> [Data records]:
* BEGIN *
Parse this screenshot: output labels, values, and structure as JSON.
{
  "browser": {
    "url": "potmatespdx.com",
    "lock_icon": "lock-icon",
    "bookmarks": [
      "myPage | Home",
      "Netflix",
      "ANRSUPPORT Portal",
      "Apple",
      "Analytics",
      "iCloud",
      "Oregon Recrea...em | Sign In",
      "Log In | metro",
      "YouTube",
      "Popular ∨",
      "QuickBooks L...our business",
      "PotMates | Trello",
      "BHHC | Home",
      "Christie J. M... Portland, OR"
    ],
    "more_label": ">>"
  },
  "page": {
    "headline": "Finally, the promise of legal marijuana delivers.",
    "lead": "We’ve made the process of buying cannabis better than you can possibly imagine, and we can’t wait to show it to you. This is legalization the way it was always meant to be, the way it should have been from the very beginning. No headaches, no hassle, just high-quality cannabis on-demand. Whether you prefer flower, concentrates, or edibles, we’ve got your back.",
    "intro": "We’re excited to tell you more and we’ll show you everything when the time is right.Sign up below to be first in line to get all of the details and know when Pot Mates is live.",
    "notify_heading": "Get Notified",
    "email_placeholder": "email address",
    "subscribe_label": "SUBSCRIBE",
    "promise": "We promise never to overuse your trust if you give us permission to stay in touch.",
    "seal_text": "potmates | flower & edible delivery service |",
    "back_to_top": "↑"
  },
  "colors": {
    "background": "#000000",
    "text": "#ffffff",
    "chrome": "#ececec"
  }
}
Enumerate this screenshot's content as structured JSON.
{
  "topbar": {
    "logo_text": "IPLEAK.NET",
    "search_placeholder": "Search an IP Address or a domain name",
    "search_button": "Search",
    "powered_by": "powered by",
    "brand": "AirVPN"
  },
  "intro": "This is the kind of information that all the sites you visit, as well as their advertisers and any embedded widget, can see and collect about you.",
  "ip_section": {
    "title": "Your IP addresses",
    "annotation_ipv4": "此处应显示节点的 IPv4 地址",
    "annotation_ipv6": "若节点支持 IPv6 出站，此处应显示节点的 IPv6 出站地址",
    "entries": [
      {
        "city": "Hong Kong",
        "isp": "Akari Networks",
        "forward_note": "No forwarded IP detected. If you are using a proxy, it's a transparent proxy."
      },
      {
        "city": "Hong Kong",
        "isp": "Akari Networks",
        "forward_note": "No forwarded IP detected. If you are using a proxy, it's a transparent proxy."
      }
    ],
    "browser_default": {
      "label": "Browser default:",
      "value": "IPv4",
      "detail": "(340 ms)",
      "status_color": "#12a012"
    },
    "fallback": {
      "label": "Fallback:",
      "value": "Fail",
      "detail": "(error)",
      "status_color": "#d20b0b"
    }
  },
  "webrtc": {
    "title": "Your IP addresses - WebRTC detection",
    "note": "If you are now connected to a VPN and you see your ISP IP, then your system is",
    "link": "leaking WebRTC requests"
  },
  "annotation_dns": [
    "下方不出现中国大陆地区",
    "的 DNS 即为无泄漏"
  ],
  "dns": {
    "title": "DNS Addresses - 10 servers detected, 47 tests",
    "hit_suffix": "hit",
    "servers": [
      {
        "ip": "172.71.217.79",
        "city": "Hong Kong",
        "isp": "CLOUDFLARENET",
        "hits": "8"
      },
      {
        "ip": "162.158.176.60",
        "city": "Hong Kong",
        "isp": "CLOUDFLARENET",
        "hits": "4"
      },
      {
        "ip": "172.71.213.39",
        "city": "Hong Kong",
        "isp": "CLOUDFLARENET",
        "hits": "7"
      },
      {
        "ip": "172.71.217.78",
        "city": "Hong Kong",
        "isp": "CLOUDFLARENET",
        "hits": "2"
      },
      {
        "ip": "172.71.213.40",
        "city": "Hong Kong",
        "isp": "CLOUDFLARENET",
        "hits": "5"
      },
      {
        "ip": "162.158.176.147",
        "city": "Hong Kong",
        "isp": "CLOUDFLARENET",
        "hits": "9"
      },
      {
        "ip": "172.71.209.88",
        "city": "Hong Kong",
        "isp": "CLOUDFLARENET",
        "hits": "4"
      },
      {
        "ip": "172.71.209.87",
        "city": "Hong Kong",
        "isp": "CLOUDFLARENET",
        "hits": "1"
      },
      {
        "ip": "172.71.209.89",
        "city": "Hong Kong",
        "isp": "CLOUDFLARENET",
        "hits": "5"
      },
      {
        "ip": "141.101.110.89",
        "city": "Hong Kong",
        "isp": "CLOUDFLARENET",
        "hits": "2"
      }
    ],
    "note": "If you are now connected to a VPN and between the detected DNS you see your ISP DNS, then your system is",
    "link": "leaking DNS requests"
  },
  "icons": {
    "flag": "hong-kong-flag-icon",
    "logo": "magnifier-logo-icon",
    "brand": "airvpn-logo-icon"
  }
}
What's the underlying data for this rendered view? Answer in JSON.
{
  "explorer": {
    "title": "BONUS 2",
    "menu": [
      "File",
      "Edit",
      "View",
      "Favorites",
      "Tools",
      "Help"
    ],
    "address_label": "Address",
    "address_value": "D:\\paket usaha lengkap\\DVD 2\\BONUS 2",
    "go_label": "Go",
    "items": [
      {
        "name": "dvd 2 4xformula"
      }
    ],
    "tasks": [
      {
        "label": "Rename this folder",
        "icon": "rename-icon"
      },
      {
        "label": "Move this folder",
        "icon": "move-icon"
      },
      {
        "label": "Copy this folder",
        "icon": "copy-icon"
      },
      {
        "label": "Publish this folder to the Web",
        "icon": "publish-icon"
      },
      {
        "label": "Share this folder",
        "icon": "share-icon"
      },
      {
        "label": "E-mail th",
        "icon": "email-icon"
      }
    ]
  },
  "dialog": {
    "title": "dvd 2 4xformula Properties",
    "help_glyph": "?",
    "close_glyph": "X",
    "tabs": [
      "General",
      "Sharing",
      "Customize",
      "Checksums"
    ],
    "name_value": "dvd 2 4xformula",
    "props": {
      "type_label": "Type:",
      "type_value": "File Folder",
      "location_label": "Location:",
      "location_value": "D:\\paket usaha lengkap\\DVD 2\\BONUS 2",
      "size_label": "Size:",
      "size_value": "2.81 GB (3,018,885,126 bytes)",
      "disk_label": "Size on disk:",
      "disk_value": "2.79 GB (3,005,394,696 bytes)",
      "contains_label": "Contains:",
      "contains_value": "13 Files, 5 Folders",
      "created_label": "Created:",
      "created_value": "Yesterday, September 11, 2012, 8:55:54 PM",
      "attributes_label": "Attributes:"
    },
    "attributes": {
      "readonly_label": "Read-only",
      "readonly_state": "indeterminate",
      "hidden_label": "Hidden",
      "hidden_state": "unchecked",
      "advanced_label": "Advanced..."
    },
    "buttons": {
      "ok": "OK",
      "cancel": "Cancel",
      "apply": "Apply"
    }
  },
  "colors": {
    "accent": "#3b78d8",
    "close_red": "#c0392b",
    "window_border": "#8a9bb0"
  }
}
* END *
> [Goal]: Copy each line above that contains the string "system".

> [Written solution]:
    "note": "If you are now connected to a VPN and you see your ISP IP, then your system is",
    "note": "If you are now connected to a VPN and between the detected DNS you see your ISP DNS, then your system is",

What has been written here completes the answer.